Short exercise a – Write out the entries, beginning with the first line of the entries and stopping after the line that contains "7, 747, 16]".

Document text –
((

Token Classification
Safetensors
Tatar
bert
tatar
morphology
rubert

RuBERT fine-tuned for Tatar Morphological Analysis

This model is a fine-tuned version of DeepPavlov/rubert-base-cased for morphological analysis of the Tatar language. It was trained on a subset of 80,000 sentences from the Tatar Morphological Corpus. The model predicts fine-grained morphological tags (e.g., N+Sg+Nom, V+PRES(Й)+3SG).

Performance on Test Set

Metric Value 95% CI
Token Accuracy 0.9861 [0.9852, 0.9870]
Micro F1 0.9861 [0.9851, 0.9870]
Macro F1 0.5059 [0.5432, 0.5836]*

*Note: macro F1 CI as reported in the paper.

Accuracy by Part of Speech (Top 10)

))

Material for this task –
((

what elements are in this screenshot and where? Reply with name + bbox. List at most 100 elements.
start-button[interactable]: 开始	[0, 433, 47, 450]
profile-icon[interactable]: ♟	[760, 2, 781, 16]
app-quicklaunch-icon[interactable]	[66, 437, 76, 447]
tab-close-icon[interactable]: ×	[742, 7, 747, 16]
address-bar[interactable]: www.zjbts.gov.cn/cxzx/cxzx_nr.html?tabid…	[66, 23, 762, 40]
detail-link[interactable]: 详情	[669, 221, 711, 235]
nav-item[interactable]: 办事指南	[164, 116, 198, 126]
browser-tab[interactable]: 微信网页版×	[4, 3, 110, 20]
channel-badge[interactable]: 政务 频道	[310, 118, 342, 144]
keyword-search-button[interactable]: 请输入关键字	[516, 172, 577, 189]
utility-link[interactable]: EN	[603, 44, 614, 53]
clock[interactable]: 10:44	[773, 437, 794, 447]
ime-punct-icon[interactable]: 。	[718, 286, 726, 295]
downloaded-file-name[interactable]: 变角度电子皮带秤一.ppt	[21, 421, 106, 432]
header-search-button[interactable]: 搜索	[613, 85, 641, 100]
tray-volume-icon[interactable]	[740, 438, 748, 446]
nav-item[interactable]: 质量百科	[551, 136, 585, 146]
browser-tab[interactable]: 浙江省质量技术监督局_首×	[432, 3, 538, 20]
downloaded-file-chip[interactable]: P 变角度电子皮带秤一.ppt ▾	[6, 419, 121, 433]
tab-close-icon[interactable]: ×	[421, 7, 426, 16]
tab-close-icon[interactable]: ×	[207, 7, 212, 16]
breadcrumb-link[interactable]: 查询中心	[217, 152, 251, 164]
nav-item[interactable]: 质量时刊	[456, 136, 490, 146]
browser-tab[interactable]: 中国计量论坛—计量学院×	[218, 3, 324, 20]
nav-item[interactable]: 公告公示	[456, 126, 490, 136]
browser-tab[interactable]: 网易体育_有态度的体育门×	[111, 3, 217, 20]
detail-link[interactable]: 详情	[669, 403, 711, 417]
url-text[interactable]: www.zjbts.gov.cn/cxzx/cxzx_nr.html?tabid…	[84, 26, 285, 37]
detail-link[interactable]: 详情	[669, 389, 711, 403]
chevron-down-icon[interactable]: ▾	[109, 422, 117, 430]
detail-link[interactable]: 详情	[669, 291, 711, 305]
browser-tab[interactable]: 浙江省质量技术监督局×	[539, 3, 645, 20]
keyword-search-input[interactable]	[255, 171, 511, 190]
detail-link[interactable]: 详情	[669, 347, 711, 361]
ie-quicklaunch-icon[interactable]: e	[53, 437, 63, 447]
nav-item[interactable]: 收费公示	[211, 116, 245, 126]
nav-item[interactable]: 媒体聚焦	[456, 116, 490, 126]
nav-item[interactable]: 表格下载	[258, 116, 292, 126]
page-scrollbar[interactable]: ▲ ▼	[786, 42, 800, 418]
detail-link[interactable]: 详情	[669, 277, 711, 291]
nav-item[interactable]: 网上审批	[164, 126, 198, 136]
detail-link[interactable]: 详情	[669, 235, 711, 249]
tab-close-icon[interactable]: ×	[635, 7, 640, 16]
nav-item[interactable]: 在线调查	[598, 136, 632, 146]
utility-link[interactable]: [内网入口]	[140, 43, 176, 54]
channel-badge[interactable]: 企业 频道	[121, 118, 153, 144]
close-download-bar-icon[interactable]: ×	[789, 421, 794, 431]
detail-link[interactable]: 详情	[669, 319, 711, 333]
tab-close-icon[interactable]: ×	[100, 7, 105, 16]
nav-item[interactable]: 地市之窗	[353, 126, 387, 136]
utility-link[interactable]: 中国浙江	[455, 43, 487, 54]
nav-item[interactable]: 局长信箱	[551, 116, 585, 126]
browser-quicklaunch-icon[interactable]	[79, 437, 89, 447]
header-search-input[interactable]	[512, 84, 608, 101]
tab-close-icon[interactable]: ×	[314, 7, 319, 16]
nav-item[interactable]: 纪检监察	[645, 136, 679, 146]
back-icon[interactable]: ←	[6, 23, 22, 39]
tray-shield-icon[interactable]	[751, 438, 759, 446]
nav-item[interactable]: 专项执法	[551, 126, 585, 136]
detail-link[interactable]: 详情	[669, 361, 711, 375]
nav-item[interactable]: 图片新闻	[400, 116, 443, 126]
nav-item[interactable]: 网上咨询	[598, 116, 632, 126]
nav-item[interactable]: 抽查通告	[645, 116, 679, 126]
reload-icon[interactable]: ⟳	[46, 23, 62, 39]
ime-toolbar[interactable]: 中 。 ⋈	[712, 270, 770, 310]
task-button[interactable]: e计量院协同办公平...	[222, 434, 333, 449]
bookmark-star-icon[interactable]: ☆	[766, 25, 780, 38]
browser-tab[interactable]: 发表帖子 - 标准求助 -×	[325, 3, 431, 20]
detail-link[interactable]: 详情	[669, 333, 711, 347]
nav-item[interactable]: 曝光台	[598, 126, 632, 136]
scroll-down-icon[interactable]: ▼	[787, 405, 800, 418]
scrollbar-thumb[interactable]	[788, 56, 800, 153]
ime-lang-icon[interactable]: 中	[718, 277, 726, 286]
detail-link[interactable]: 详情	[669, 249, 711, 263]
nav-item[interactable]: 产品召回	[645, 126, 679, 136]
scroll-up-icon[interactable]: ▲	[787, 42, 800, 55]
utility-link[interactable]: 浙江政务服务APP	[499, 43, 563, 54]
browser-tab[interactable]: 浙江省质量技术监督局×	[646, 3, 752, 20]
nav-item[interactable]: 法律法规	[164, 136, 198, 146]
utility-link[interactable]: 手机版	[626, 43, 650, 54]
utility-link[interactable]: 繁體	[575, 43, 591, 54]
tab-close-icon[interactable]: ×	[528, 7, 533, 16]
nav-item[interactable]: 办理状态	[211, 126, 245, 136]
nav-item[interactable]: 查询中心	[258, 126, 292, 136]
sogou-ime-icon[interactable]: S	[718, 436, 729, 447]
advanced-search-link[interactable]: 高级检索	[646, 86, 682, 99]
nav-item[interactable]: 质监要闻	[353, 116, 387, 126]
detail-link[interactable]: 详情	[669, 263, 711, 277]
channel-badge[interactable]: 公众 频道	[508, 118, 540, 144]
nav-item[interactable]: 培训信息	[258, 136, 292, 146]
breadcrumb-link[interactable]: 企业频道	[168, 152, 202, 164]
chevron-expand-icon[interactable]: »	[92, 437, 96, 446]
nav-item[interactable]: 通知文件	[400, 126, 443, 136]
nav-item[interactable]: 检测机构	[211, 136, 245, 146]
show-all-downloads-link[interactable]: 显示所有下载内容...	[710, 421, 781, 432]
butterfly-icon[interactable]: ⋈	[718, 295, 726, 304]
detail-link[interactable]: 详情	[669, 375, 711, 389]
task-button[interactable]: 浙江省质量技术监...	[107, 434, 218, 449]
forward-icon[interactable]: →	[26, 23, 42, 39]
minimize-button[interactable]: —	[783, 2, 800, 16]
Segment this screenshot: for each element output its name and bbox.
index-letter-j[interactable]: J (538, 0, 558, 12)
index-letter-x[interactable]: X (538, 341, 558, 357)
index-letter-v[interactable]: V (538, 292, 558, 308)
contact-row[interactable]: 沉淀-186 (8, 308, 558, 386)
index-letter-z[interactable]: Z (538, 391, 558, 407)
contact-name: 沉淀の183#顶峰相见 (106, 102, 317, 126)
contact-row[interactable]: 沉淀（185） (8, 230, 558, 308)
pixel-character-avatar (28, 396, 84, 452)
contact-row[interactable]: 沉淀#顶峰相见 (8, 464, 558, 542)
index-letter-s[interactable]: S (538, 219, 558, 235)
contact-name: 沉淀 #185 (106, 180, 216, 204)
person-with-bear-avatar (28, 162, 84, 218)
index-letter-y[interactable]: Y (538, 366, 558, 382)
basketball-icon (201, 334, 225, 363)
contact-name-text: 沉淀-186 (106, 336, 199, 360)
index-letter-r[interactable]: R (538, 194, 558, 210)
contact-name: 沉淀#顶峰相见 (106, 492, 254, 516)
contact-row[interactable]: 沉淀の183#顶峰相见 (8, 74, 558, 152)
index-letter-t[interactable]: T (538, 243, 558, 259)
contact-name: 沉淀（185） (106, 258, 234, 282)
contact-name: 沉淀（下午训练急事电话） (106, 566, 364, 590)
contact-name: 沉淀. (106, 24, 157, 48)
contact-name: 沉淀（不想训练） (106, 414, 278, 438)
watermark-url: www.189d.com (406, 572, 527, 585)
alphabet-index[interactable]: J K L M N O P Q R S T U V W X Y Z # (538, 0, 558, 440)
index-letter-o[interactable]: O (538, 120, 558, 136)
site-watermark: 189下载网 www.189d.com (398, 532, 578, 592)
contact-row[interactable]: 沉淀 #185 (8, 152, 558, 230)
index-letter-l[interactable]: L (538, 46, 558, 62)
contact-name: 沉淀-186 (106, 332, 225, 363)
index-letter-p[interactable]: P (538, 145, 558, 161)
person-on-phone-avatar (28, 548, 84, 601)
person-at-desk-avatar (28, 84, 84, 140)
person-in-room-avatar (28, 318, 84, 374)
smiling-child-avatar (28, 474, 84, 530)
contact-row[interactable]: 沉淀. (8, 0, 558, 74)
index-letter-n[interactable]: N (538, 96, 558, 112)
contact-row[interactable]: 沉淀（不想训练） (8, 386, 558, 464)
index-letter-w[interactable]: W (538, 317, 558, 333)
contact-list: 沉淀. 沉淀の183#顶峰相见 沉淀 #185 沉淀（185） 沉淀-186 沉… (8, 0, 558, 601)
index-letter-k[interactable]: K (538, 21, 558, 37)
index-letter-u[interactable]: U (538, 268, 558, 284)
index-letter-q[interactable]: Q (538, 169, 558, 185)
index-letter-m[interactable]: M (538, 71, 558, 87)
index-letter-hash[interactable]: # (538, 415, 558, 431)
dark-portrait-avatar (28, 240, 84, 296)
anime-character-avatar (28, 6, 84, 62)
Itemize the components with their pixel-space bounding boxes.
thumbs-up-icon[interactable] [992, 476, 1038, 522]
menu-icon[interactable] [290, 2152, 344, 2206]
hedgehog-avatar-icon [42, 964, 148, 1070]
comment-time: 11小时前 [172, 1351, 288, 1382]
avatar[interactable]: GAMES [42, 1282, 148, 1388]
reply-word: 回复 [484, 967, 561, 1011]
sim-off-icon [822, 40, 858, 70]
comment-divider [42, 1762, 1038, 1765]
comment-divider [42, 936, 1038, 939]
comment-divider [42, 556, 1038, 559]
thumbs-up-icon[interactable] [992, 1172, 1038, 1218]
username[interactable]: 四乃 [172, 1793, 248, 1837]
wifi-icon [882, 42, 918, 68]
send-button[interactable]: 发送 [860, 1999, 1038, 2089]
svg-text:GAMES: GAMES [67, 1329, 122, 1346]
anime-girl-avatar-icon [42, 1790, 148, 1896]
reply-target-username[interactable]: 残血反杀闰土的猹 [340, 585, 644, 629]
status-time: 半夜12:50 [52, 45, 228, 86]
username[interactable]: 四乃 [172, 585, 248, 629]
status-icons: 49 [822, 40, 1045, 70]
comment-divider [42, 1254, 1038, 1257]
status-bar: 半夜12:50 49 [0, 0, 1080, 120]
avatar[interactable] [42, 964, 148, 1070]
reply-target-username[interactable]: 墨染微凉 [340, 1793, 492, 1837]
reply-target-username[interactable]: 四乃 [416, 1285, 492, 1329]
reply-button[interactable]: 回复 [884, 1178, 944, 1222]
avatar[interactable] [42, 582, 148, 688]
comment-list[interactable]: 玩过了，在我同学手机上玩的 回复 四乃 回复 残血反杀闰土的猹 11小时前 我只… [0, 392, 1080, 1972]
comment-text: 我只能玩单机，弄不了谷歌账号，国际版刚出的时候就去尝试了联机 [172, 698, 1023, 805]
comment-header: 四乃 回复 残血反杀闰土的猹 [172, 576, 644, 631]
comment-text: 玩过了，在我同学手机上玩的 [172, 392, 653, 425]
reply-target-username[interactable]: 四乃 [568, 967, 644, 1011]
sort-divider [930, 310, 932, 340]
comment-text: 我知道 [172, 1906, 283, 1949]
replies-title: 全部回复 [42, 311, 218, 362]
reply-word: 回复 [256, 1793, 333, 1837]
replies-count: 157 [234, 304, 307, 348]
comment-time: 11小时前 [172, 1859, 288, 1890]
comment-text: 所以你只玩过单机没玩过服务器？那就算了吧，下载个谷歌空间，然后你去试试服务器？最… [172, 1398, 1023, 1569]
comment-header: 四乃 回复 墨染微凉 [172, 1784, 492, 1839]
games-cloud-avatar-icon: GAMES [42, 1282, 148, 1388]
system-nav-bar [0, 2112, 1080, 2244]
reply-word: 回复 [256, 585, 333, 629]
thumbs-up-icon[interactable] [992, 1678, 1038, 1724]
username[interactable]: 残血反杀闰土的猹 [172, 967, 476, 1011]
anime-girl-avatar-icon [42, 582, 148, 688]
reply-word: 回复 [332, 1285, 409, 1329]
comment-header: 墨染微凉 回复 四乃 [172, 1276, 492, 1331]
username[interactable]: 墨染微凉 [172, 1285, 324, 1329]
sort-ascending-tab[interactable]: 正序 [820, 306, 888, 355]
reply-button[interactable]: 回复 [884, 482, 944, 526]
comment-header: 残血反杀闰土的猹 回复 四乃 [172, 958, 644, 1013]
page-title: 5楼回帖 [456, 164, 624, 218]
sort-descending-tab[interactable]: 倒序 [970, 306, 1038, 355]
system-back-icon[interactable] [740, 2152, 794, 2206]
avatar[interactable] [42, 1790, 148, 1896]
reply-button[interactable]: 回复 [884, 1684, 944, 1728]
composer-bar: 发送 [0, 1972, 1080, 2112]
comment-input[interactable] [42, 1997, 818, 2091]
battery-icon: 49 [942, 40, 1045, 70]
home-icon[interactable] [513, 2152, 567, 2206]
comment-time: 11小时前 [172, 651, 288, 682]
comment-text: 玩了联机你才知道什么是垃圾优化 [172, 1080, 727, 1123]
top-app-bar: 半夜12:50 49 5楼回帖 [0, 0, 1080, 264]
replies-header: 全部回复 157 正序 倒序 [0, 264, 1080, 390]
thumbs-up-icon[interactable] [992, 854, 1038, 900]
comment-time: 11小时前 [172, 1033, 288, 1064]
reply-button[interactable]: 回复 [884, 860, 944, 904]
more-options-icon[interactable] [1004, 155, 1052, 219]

))

Short exercise b – Say whether each statement agrees with the Tatar morphology model description, answering yes or no and quoting the deciding words: (i) The model was trained on 80,000 sentences from the Tatar Morphological Corpus. (ii) The model is a fine-tuned version of DeepPavlov/rubert-base-cased. (iii) The model's token accuracy on the test set is 0.9852.

Full response a –
what elements are in this screenshot and where? Reply with name + bbox. List at most 100 elements.
start-button[interactable]: 开始	[0, 433, 47, 450]
profile-icon[interactable]: ♟	[760, 2, 781, 16]
app-quicklaunch-icon[interactable]	[66, 437, 76, 447]
tab-close-icon[interactable]: ×	[742, 7, 747, 16]

Full response b –
(i) Yes: "It was trained on a subset of 80,000 sentences from the Tatar Morphological Corpus."
(ii) Yes: "This model is a fine-tuned version of DeepPavlov/rubert-base-cased"
(iii) No: "Token Accuracy 0.9861"